** start Source records **

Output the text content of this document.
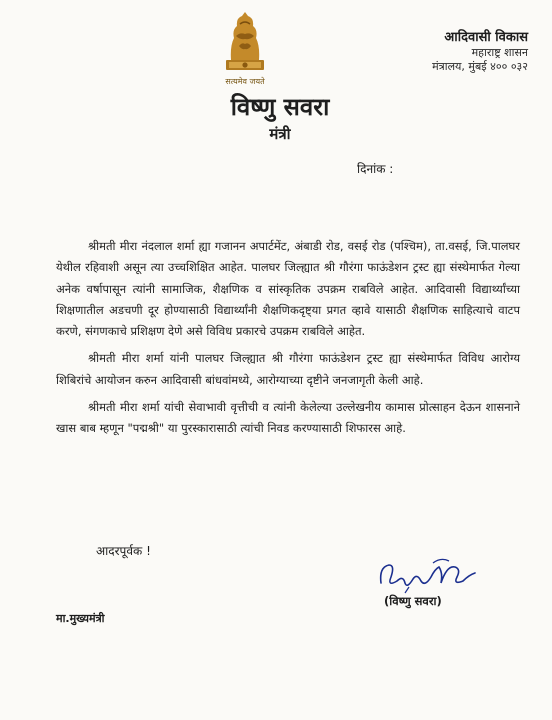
सत्यमेव जयते
आदिवासी विकास
महाराष्ट्र शासन
मंत्रालय, मुंबई ४०० ०३२
विष्णु सवरा
मंत्री
दिनांक :

श्रीमती मीरा नंदलाल शर्मा ह्या गजानन अपार्टमेंट, अंबाडी रोड, वसई रोड (पश्चिम), ता.वसई, जि.पालघर येथील रहिवाशी असून त्या उच्चशिक्षित आहेत. पालघर जिल्ह्यात श्री गौरंगा फाऊंडेशन ट्रस्ट ह्या संस्थेमार्फत गेल्या अनेक वर्षापासून त्यांनी सामाजिक, शैक्षणिक व सांस्कृतिक उपक्रम राबविले आहेत. आदिवासी विद्यार्थ्यांच्या शिक्षणातील अडचणी दूर होण्यासाठी विद्यार्थ्यांनी शैक्षणिकदृष्ट्या प्रगत व्हावे यासाठी शैक्षणिक साहित्याचे वाटप करणे, संगणकाचे प्रशिक्षण देणे असे विविध प्रकारचे उपक्रम राबविले आहेत.

श्रीमती मीरा शर्मा यांनी पालघर जिल्ह्यात श्री गौरंगा फाऊंडेशन ट्रस्ट ह्या संस्थेमार्फत विविध आरोग्य शिबिरांचे आयोजन करुन आदिवासी बांधवांमध्ये, आरोग्याच्या दृष्टीने जनजागृती केली आहे.

श्रीमती मीरा शर्मा यांची सेवाभावी वृत्तीची व त्यांनी केलेल्या उल्लेखनीय कामास प्रोत्साहन देऊन शासनाने खास बाब म्हणून "पद्मश्री" या पुरस्कारासाठी त्यांची निवड करण्यासाठी शिफारस आहे.

आदरपूर्वक !
(विष्णु सवरा)
मा.मुख्यमंत्री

** end Source records **

Stated task |
Each record must be quoted in full and exactly. Do not include the pictures.

Exercise solution |
Output the text content of this document.
सत्यमेव जयते
आदिवासी विकास
महाराष्ट्र शासन
मंत्रालय, मुंबई ४०० ०३२
विष्णु सवरा
मंत्री
दिनांक :

श्रीमती मीरा नंदलाल शर्मा ह्या गजानन अपार्टमेंट, अंबाडी रोड, वसई रोड (पश्चिम), ता.वसई, जि.पालघर येथील रहिवाशी असून त्या उच्चशिक्षित आहेत. पालघर जिल्ह्यात श्री गौरंगा फाऊंडेशन ट्रस्ट ह्या संस्थेमार्फत गेल्या अनेक वर्षापासून त्यांनी सामाजिक, शैक्षणिक व सांस्कृतिक उपक्रम राबविले आहेत. आदिवासी विद्यार्थ्यांच्या शिक्षणातील अडचणी दूर होण्यासाठी विद्यार्थ्यांनी शैक्षणिकदृष्ट्या प्रगत व्हावे यासाठी शैक्षणिक साहित्याचे वाटप करणे, संगणकाचे प्रशिक्षण देणे असे विविध प्रकारचे उपक्रम राबविले आहेत.

श्रीमती मीरा शर्मा यांनी पालघर जिल्ह्यात श्री गौरंगा फाऊंडेशन ट्रस्ट ह्या संस्थेमार्फत विविध आरोग्य शिबिरांचे आयोजन करुन आदिवासी बांधवांमध्ये, आरोग्याच्या दृष्टीने जनजागृती केली आहे.

श्रीमती मीरा शर्मा यांची सेवाभावी वृत्तीची व त्यांनी केलेल्या उल्लेखनीय कामास प्रोत्साहन देऊन शासनाने खास बाब म्हणून "पद्मश्री" या पुरस्कारासाठी त्यांची निवड करण्यासाठी शिफारस आहे.

आदरपूर्वक !
(विष्णु सवरा)
मा.मुख्यमंत्री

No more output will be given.